**CHALLENGE**
Every line with the word "true" in it should be extracted from the data that follows.
-------- INFORMATION GIVEN
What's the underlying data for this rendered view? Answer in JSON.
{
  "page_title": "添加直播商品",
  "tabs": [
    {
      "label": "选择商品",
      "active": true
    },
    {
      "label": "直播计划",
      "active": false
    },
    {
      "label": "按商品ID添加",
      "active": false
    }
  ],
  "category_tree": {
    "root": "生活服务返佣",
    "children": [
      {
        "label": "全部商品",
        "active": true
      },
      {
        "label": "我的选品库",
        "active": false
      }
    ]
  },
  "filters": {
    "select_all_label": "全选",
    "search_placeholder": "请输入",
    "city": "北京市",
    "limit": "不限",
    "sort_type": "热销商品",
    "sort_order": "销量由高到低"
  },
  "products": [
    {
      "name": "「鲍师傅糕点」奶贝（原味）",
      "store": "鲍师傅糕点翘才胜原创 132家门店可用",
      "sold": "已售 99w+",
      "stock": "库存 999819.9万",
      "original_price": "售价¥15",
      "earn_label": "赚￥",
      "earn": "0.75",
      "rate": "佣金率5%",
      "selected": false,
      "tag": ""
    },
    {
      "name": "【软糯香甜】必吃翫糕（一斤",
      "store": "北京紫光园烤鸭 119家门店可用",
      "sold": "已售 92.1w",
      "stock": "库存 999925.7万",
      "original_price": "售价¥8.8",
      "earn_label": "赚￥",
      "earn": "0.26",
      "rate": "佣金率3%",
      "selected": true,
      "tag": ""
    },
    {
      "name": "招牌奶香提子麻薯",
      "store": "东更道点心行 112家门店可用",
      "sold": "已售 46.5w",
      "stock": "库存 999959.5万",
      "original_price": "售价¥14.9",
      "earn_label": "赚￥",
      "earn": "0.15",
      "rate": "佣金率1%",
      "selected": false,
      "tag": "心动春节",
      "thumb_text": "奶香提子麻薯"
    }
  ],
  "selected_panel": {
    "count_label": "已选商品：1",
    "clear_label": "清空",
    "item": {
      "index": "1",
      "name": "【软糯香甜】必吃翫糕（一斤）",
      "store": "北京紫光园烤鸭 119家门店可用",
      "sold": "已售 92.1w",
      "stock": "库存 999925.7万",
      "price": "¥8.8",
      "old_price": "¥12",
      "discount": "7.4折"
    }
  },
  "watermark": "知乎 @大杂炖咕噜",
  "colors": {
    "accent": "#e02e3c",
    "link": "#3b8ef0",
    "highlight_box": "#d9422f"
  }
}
----------------
**EXPECTED ANSWER**
      "active": true
        "active": true
      "selected": true,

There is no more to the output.